» **CHALLENGE**: Output the full listing below exactly as it reads, and skip anything that is a picture.
--- start PROVIDED INFORMATION ---
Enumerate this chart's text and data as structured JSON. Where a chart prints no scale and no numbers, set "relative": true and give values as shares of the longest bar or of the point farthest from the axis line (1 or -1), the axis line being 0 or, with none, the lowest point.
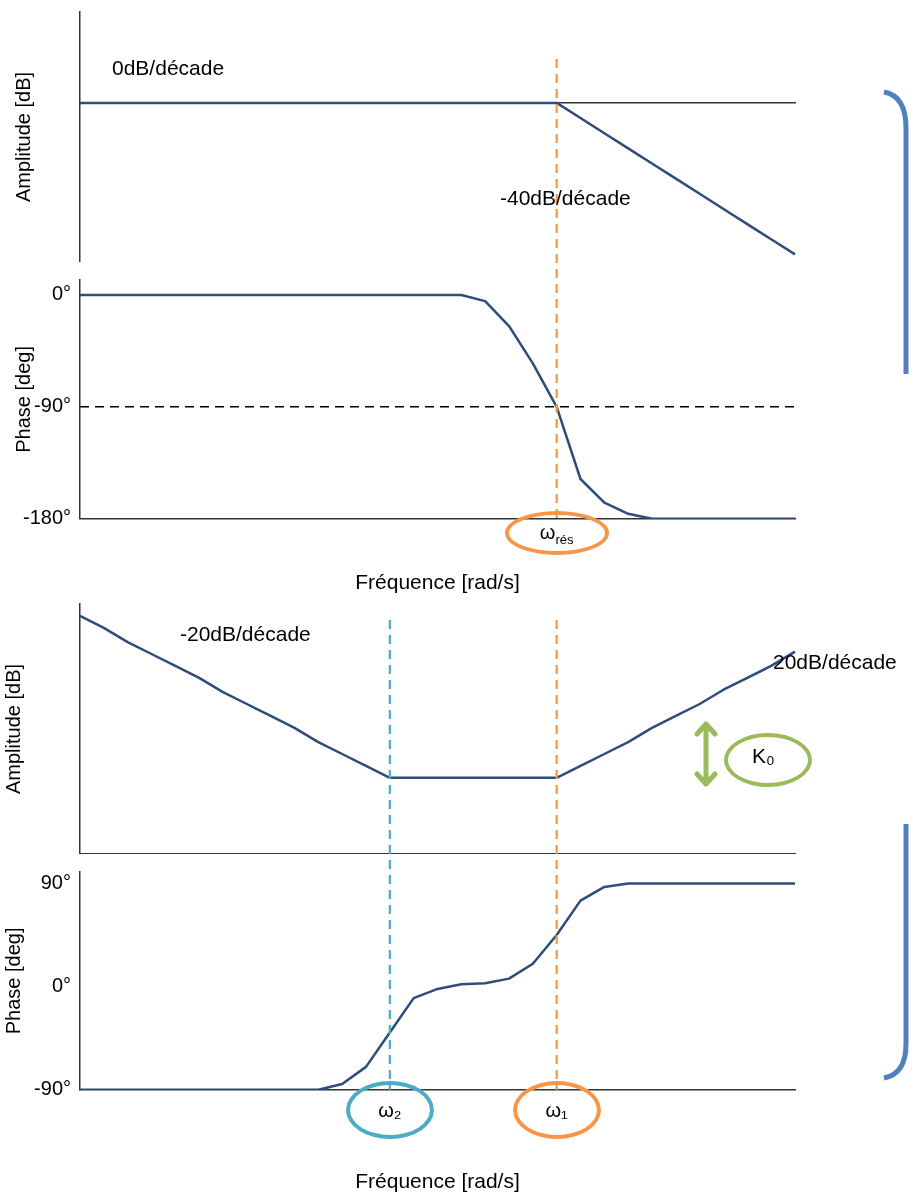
{
  "chart_data": [
    {
      "type": "line",
      "relative": true,
      "ylabel": "Amplitude [dB]",
      "grid": false,
      "legend": false,
      "marker": "none",
      "categories": [
        null,
        null,
        null,
        null,
        null,
        null,
        null,
        null,
        null,
        null,
        null,
        null,
        null,
        null,
        null,
        null,
        null,
        null,
        null,
        null,
        null,
        null,
        null,
        null,
        null,
        null,
        null,
        null,
        null,
        null,
        null
      ],
      "series": [
        {
          "color": "#2e4d7b",
          "values": [
            0,
            0,
            0,
            0,
            0,
            0,
            0,
            0,
            0,
            0,
            0,
            0,
            0,
            0,
            0,
            0,
            0,
            0,
            0,
            0,
            0,
            -0.1,
            -0.2,
            -0.3,
            -0.4,
            -0.5,
            -0.6,
            -0.7,
            -0.8,
            -0.9,
            -1
          ]
        }
      ],
      "annotations": [
        "0dB/décade",
        "-40dB/décade"
      ]
    },
    {
      "type": "line",
      "xlabel": "Fréquence [rad/s]",
      "ylabel": "Phase [deg]",
      "grid": false,
      "legend": false,
      "marker": "none",
      "categories": [
        null,
        null,
        null,
        null,
        null,
        null,
        null,
        null,
        null,
        null,
        null,
        null,
        null,
        null,
        null,
        null,
        null,
        null,
        null,
        null,
        "ω$_{rés}$",
        null,
        null,
        null,
        null,
        null,
        null,
        null,
        null,
        null,
        null
      ],
      "ylim": [
        -180,
        12
      ],
      "yticks": [
        {
          "value": 0,
          "label": "0°"
        },
        {
          "value": -90,
          "label": "-90°"
        },
        {
          "value": -180,
          "label": "-180°"
        }
      ],
      "series": [
        {
          "color": "#2e4d7b",
          "values": [
            0,
            0,
            0,
            0,
            0,
            0,
            0,
            0,
            0,
            0,
            0,
            0,
            0,
            0,
            0,
            0,
            0,
            -5,
            -25,
            -55,
            -90,
            -148,
            -167,
            -176,
            -180,
            -180,
            -180,
            -180,
            -180,
            -180,
            -180
          ]
        }
      ],
      "ref_lines": [
        {
          "axis": "x",
          "value": "ω$_{rés}$",
          "color": "#f79646",
          "line_style": "dashed"
        },
        {
          "axis": "y",
          "value": -90,
          "color": "#000000",
          "line_style": "dashed"
        }
      ]
    },
    {
      "type": "line",
      "relative": true,
      "ylabel": "Amplitude [dB]",
      "grid": false,
      "legend": false,
      "marker": "none",
      "categories": [
        null,
        null,
        null,
        null,
        null,
        null,
        null,
        null,
        null,
        null,
        null,
        null,
        null,
        null,
        null,
        null,
        null,
        null,
        null,
        null,
        null,
        null,
        null,
        null,
        null,
        null,
        null,
        null,
        null,
        null,
        null
      ],
      "series": [
        {
          "color": "#2e4d7b",
          "values": [
            1,
            0.95,
            0.89,
            0.84,
            0.79,
            0.74,
            0.68,
            0.63,
            0.58,
            0.53,
            0.47,
            0.42,
            0.37,
            0.32,
            0.32,
            0.32,
            0.32,
            0.32,
            0.32,
            0.32,
            0.32,
            0.37,
            0.42,
            0.47,
            0.53,
            0.58,
            0.63,
            0.69,
            0.74,
            0.79,
            0.85
          ]
        }
      ],
      "annotations": [
        "-20dB/décade",
        "20dB/décade",
        "K₀"
      ]
    },
    {
      "type": "line",
      "xlabel": "Fréquence [rad/s]",
      "ylabel": "Phase [deg]",
      "grid": false,
      "legend": false,
      "marker": "none",
      "categories": [
        null,
        null,
        null,
        null,
        null,
        null,
        null,
        null,
        null,
        null,
        null,
        null,
        null,
        "ω₂",
        null,
        null,
        null,
        null,
        null,
        null,
        "ω₁",
        null,
        null,
        null,
        null,
        null,
        null,
        null,
        null,
        null,
        null
      ],
      "ylim": [
        -90,
        100
      ],
      "yticks": [
        {
          "value": 90,
          "label": "90°"
        },
        {
          "value": 0,
          "label": "0°"
        },
        {
          "value": -90,
          "label": "-90°"
        }
      ],
      "series": [
        {
          "color": "#2e4d7b",
          "values": [
            -90,
            -90,
            -90,
            -90,
            -90,
            -90,
            -90,
            -90,
            -90,
            -90,
            -90,
            -85,
            -70,
            -40,
            -10,
            -2,
            2,
            3,
            7,
            20,
            45,
            75,
            87,
            90,
            90,
            90,
            90,
            90,
            90,
            90,
            90
          ]
        }
      ],
      "ref_lines": [
        {
          "axis": "x",
          "value": "ω₂",
          "color": "#4bacc6",
          "line_style": "dashed"
        },
        {
          "axis": "x",
          "value": "ω₁",
          "color": "#f79646",
          "line_style": "dashed"
        }
      ]
    }
  ]
}
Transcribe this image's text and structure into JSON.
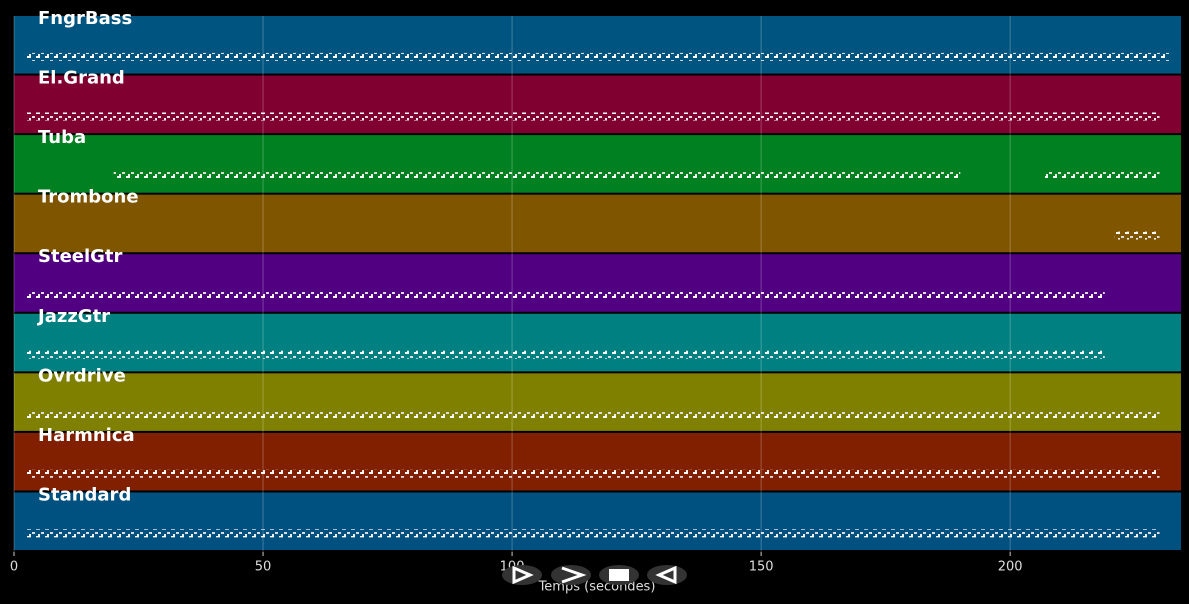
{
  "chart_data": {
    "type": "pianoroll",
    "x_label": "Temps (secondes)",
    "xlim": [
      0,
      234.3
    ],
    "xticks": [
      0,
      50,
      100,
      150,
      200
    ],
    "grid": true,
    "series": [
      {
        "name": "FngrBass",
        "color": "#005580",
        "spans": [
          [
            2.5,
            232
          ]
        ]
      },
      {
        "name": "El.Grand",
        "color": "#800030",
        "spans": [
          [
            2.5,
            230
          ]
        ]
      },
      {
        "name": "Tuba",
        "color": "#008020",
        "spans": [
          [
            20,
            190
          ],
          [
            207,
            230
          ]
        ]
      },
      {
        "name": "Trombone",
        "color": "#805500",
        "spans": [
          [
            221,
            230
          ]
        ]
      },
      {
        "name": "SteelGtr",
        "color": "#500080",
        "spans": [
          [
            2.5,
            219
          ]
        ]
      },
      {
        "name": "JazzGtr",
        "color": "#008080",
        "spans": [
          [
            2.5,
            219
          ]
        ]
      },
      {
        "name": "Ovrdrive",
        "color": "#808000",
        "spans": [
          [
            2.5,
            230
          ]
        ]
      },
      {
        "name": "Harmnica",
        "color": "#802000",
        "spans": [
          [
            2.5,
            230
          ]
        ]
      },
      {
        "name": "Standard",
        "color": "#005080",
        "spans": [
          [
            2.5,
            230
          ]
        ]
      }
    ]
  }
}
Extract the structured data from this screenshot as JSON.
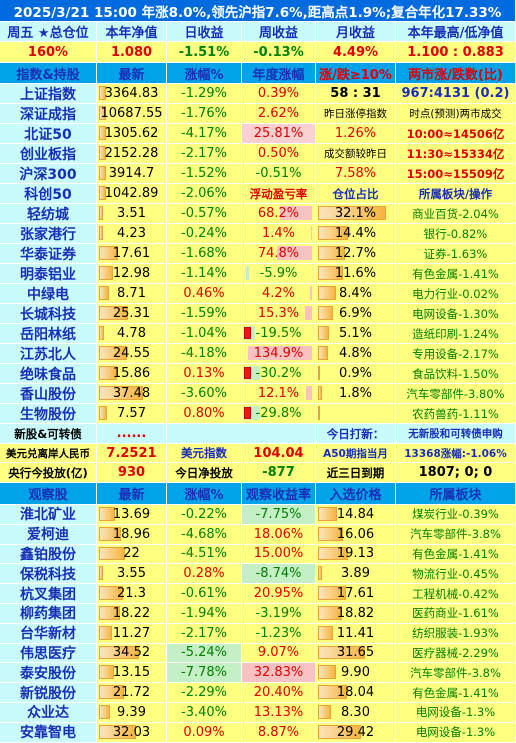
--- end PROVIDED INFORMATION ---
» **FINISHED EXERCISE**:
Enumerate this chart's text and data as structured JSON. Where a chart prints no scale and no numbers, set "relative": true and give values as shares of the longest bar or of the point farthest from the axis line (1 or -1), the axis line being 0 or, with none, the lowest point.
{
  "chart_data": [
    {
      "type": "line",
      "relative": true,
      "ylabel": "Amplitude [dB]",
      "grid": false,
      "legend": false,
      "marker": "none",
      "categories": [
        null,
        null,
        null,
        null,
        null,
        null,
        null,
        null,
        null,
        null,
        null,
        null,
        null,
        null,
        null,
        null,
        null,
        null,
        null,
        null,
        null,
        null,
        null,
        null,
        null,
        null,
        null,
        null,
        null,
        null,
        null
      ],
      "series": [
        {
          "color": "#2e4d7b",
          "values": [
            0,
            0,
            0,
            0,
            0,
            0,
            0,
            0,
            0,
            0,
            0,
            0,
            0,
            0,
            0,
            0,
            0,
            0,
            0,
            0,
            0,
            -0.1,
            -0.2,
            -0.3,
            -0.4,
            -0.5,
            -0.6,
            -0.7,
            -0.8,
            -0.9,
            -1
          ]
        }
      ],
      "annotations": [
        "0dB/décade",
        "-40dB/décade"
      ]
    },
    {
      "type": "line",
      "xlabel": "Fréquence [rad/s]",
      "ylabel": "Phase [deg]",
      "grid": false,
      "legend": false,
      "marker": "none",
      "categories": [
        null,
        null,
        null,
        null,
        null,
        null,
        null,
        null,
        null,
        null,
        null,
        null,
        null,
        null,
        null,
        null,
        null,
        null,
        null,
        null,
        "ω$_{rés}$",
        null,
        null,
        null,
        null,
        null,
        null,
        null,
        null,
        null,
        null
      ],
      "ylim": [
        -180,
        12
      ],
      "yticks": [
        {
          "value": 0,
          "label": "0°"
        },
        {
          "value": -90,
          "label": "-90°"
        },
        {
          "value": -180,
          "label": "-180°"
        }
      ],
      "series": [
        {
          "color": "#2e4d7b",
          "values": [
            0,
            0,
            0,
            0,
            0,
            0,
            0,
            0,
            0,
            0,
            0,
            0,
            0,
            0,
            0,
            0,
            0,
            -5,
            -25,
            -55,
            -90,
            -148,
            -167,
            -176,
            -180,
            -180,
            -180,
            -180,
            -180,
            -180,
            -180
          ]
        }
      ],
      "ref_lines": [
        {
          "axis": "x",
          "value": "ω$_{rés}$",
          "color": "#f79646",
          "line_style": "dashed"
        },
        {
          "axis": "y",
          "value": -90,
          "color": "#000000",
          "line_style": "dashed"
        }
      ]
    },
    {
      "type": "line",
      "relative": true,
      "ylabel": "Amplitude [dB]",
      "grid": false,
      "legend": false,
      "marker": "none",
      "categories": [
        null,
        null,
        null,
        null,
        null,
        null,
        null,
        null,
        null,
        null,
        null,
        null,
        null,
        null,
        null,
        null,
        null,
        null,
        null,
        null,
        null,
        null,
        null,
        null,
        null,
        null,
        null,
        null,
        null,
        null,
        null
      ],
      "series": [
        {
          "color": "#2e4d7b",
          "values": [
            1,
            0.95,
            0.89,
            0.84,
            0.79,
            0.74,
            0.68,
            0.63,
            0.58,
            0.53,
            0.47,
            0.42,
            0.37,
            0.32,
            0.32,
            0.32,
            0.32,
            0.32,
            0.32,
            0.32,
            0.32,
            0.37,
            0.42,
            0.47,
            0.53,
            0.58,
            0.63,
            0.69,
            0.74,
            0.79,
            0.85
          ]
        }
      ],
      "annotations": [
        "-20dB/décade",
        "20dB/décade",
        "K₀"
      ]
    },
    {
      "type": "line",
      "xlabel": "Fréquence [rad/s]",
      "ylabel": "Phase [deg]",
      "grid": false,
      "legend": false,
      "marker": "none",
      "categories": [
        null,
        null,
        null,
        null,
        null,
        null,
        null,
        null,
        null,
        null,
        null,
        null,
        null,
        "ω₂",
        null,
        null,
        null,
        null,
        null,
        null,
        "ω₁",
        null,
        null,
        null,
        null,
        null,
        null,
        null,
        null,
        null,
        null
      ],
      "ylim": [
        -90,
        100
      ],
      "yticks": [
        {
          "value": 90,
          "label": "90°"
        },
        {
          "value": 0,
          "label": "0°"
        },
        {
          "value": -90,
          "label": "-90°"
        }
      ],
      "series": [
        {
          "color": "#2e4d7b",
          "values": [
            -90,
            -90,
            -90,
            -90,
            -90,
            -90,
            -90,
            -90,
            -90,
            -90,
            -90,
            -85,
            -70,
            -40,
            -10,
            -2,
            2,
            3,
            7,
            20,
            45,
            75,
            87,
            90,
            90,
            90,
            90,
            90,
            90,
            90,
            90
          ]
        }
      ],
      "ref_lines": [
        {
          "axis": "x",
          "value": "ω₂",
          "color": "#4bacc6",
          "line_style": "dashed"
        },
        {
          "axis": "x",
          "value": "ω₁",
          "color": "#f79646",
          "line_style": "dashed"
        }
      ]
    }
  ]
}
Transcribe this image's text and structure into JSON.
{
  "chart_data": {
    "type": "pianoroll",
    "x_label": "Temps (secondes)",
    "xlim": [
      0,
      234.3
    ],
    "xticks": [
      0,
      50,
      100,
      150,
      200
    ],
    "grid": true,
    "series": [
      {
        "name": "FngrBass",
        "color": "#005580",
        "spans": [
          [
            2.5,
            232
          ]
        ]
      },
      {
        "name": "El.Grand",
        "color": "#800030",
        "spans": [
          [
            2.5,
            230
          ]
        ]
      },
      {
        "name": "Tuba",
        "color": "#008020",
        "spans": [
          [
            20,
            190
          ],
          [
            207,
            230
          ]
        ]
      },
      {
        "name": "Trombone",
        "color": "#805500",
        "spans": [
          [
            221,
            230
          ]
        ]
      },
      {
        "name": "SteelGtr",
        "color": "#500080",
        "spans": [
          [
            2.5,
            219
          ]
        ]
      },
      {
        "name": "JazzGtr",
        "color": "#008080",
        "spans": [
          [
            2.5,
            219
          ]
        ]
      },
      {
        "name": "Ovrdrive",
        "color": "#808000",
        "spans": [
          [
            2.5,
            230
          ]
        ]
      },
      {
        "name": "Harmnica",
        "color": "#802000",
        "spans": [
          [
            2.5,
            230
          ]
        ]
      },
      {
        "name": "Standard",
        "color": "#005080",
        "spans": [
          [
            2.5,
            230
          ]
        ]
      }
    ]
  }
}
Extract the structured data from this screenshot as JSON.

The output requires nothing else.